■ **SET TASK**
Below are the records; copy each line in them that holds the word "clusters".

(Items from a figure collection)
%%
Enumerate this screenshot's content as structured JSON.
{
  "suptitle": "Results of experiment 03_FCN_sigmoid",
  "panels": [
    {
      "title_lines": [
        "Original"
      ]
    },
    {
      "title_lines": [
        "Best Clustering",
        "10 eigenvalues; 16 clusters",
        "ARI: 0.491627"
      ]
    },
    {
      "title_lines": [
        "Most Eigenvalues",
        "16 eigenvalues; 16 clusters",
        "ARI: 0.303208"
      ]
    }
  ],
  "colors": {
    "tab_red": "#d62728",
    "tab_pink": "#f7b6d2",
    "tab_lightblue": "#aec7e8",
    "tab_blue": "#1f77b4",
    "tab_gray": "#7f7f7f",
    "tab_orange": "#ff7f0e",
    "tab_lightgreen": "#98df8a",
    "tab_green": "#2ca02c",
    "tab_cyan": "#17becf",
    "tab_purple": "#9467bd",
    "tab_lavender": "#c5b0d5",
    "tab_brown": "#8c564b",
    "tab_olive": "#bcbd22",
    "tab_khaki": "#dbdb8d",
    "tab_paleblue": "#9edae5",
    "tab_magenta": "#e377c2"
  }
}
%%
■ **ANSWER BELOW**
        "10 eigenvalues; 16 clusters",
        "16 eigenvalues; 16 clusters",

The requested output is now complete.